[TASK INPUT]
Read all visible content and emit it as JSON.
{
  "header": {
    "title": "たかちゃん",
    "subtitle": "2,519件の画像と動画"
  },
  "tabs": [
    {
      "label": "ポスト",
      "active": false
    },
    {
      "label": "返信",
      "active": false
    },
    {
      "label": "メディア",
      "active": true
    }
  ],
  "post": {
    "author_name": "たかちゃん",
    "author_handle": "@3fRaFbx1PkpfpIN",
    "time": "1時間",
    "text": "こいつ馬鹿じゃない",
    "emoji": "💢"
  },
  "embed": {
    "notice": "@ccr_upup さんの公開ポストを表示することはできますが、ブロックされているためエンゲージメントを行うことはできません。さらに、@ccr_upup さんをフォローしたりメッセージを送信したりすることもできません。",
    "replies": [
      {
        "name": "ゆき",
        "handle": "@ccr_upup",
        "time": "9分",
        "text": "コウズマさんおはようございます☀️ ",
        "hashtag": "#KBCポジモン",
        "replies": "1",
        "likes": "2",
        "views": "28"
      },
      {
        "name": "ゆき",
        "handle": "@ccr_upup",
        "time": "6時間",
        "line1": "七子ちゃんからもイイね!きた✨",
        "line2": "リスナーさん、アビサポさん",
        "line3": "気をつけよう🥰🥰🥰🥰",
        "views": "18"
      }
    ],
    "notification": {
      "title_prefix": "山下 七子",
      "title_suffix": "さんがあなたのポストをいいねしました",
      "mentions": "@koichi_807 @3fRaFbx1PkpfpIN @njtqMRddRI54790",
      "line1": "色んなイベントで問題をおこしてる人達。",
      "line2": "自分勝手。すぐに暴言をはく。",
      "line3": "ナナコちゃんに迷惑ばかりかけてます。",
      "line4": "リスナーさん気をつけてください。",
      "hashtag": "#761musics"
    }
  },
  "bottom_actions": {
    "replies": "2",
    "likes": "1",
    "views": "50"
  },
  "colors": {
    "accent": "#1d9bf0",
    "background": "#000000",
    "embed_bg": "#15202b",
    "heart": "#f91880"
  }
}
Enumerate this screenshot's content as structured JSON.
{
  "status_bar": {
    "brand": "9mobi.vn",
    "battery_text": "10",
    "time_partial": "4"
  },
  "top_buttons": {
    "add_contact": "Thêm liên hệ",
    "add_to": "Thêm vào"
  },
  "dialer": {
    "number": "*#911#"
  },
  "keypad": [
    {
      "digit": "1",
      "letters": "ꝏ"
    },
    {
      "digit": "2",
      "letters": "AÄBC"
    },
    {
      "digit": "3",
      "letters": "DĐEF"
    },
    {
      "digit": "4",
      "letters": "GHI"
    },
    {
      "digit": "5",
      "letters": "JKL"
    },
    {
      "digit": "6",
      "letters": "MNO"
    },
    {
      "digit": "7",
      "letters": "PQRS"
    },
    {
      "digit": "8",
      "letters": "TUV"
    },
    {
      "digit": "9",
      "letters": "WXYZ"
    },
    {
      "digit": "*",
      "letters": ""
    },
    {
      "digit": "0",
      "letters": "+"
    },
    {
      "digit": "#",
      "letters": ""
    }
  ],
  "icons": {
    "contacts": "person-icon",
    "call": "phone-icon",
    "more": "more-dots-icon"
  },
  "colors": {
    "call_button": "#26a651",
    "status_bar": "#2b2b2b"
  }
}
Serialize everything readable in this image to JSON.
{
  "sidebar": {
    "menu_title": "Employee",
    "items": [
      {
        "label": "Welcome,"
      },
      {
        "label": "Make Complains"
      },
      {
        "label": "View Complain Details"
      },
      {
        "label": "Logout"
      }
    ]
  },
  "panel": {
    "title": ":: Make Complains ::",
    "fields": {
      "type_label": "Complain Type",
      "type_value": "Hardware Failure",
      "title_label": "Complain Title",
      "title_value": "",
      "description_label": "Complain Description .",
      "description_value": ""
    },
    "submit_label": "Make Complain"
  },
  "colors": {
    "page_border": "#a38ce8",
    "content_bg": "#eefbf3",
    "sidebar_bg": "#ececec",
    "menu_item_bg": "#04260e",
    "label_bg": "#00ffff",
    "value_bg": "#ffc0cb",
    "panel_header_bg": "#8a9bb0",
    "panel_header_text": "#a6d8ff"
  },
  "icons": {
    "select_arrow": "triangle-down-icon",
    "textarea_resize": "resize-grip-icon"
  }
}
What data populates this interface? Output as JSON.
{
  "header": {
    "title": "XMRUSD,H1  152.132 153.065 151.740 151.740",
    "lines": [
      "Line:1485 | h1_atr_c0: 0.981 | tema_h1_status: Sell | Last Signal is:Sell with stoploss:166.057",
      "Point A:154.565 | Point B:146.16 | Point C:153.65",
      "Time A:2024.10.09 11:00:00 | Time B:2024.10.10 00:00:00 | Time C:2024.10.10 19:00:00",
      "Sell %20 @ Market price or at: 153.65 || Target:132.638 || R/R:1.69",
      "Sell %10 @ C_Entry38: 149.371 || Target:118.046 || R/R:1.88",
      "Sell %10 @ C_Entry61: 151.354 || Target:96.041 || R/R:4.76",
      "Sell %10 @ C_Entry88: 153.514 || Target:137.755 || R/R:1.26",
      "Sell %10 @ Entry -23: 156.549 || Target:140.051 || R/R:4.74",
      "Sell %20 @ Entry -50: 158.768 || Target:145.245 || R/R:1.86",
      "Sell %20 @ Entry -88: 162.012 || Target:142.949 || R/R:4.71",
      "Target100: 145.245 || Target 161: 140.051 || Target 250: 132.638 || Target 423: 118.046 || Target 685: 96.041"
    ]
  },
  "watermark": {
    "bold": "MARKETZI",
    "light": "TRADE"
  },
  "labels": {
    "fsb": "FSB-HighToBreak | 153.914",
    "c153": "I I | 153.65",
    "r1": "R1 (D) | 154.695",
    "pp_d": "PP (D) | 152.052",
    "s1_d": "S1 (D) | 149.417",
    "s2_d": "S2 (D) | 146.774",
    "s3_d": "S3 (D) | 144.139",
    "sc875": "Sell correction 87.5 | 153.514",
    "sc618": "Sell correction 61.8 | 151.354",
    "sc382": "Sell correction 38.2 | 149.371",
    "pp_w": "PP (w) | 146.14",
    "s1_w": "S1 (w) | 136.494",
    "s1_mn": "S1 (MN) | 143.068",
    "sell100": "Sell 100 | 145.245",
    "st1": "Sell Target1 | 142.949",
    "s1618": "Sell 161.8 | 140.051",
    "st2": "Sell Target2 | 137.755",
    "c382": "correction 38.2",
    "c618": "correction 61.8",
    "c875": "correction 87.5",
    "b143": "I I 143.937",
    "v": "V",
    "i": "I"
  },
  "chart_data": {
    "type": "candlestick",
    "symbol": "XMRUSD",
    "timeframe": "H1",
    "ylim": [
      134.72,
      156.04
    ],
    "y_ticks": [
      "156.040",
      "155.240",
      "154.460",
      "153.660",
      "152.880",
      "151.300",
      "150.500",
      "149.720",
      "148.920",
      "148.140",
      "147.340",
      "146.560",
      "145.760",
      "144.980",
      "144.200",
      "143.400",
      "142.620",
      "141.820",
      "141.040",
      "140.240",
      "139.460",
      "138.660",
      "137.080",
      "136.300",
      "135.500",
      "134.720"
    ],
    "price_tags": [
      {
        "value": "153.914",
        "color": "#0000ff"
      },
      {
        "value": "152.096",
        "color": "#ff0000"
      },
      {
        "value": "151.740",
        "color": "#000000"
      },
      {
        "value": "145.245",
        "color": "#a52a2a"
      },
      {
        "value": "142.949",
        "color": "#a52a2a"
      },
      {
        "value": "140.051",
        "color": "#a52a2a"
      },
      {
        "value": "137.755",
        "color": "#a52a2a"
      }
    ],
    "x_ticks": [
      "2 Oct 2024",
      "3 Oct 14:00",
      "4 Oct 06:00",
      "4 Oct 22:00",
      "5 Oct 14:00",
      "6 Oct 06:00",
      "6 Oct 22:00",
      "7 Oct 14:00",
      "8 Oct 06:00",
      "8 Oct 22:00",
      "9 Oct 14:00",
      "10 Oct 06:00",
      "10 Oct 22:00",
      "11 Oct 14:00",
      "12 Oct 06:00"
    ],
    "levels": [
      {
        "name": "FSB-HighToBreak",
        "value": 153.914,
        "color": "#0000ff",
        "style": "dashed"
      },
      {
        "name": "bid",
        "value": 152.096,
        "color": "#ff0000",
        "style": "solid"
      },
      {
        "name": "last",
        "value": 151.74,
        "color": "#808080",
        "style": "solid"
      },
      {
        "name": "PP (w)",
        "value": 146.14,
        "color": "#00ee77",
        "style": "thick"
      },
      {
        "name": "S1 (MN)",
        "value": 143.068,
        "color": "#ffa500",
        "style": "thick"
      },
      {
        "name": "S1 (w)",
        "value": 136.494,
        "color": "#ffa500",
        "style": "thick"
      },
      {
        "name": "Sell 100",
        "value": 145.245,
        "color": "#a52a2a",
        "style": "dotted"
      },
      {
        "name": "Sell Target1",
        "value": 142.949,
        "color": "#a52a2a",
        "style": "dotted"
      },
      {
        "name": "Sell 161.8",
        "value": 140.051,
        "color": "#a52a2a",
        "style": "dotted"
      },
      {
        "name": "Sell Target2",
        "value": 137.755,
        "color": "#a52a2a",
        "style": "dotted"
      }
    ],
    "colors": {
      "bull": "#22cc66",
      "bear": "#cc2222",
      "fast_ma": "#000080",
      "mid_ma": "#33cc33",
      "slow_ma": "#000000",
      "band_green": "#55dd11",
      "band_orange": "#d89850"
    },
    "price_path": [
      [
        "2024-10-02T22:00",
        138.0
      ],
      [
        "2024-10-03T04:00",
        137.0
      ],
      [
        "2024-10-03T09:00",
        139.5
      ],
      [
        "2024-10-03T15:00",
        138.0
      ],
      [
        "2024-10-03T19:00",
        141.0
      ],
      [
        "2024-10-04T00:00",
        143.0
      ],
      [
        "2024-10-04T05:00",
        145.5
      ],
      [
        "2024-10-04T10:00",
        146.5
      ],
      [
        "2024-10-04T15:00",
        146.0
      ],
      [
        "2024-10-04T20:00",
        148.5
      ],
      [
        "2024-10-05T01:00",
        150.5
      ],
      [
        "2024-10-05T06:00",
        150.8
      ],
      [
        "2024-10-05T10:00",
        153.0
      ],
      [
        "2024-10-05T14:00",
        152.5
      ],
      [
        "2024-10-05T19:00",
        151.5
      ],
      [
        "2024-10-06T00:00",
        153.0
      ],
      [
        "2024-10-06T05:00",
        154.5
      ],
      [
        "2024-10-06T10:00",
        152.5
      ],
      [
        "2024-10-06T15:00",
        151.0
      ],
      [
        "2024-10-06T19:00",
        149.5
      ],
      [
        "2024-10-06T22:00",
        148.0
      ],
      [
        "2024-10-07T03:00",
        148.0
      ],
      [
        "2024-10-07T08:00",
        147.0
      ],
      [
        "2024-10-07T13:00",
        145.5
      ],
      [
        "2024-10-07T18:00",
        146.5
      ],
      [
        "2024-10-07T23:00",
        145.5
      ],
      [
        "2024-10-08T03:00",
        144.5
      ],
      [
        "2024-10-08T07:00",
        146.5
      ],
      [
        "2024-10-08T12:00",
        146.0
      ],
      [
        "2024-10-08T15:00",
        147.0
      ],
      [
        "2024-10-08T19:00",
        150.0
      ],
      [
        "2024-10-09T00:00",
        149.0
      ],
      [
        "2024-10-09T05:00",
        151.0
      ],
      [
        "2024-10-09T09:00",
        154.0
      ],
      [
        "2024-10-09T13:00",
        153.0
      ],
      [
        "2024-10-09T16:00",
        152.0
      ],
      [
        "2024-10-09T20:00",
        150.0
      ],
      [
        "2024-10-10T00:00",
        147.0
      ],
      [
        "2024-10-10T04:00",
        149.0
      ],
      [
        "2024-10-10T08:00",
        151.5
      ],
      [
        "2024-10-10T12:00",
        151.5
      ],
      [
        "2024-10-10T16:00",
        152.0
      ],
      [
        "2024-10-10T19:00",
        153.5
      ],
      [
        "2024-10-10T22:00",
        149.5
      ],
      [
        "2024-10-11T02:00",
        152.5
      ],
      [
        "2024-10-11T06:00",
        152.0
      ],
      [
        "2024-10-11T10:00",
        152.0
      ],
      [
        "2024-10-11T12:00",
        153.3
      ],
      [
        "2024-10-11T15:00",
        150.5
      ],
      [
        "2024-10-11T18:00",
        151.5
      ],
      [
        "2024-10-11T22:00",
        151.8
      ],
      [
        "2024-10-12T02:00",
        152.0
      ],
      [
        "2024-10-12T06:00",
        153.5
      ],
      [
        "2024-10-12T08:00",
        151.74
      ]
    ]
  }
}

[WHAT YOU SHOULD DO] Pick out all lines from the data above in which the word "correction" appears.

[SOLUTION FOR THIS TASK]
    "sc875": "Sell correction 87.5 | 153.514",
    "sc618": "Sell correction 61.8 | 151.354",
    "sc382": "Sell correction 38.2 | 149.371",
    "c382": "correction 38.2",
    "c618": "correction 61.8",
    "c875": "correction 87.5",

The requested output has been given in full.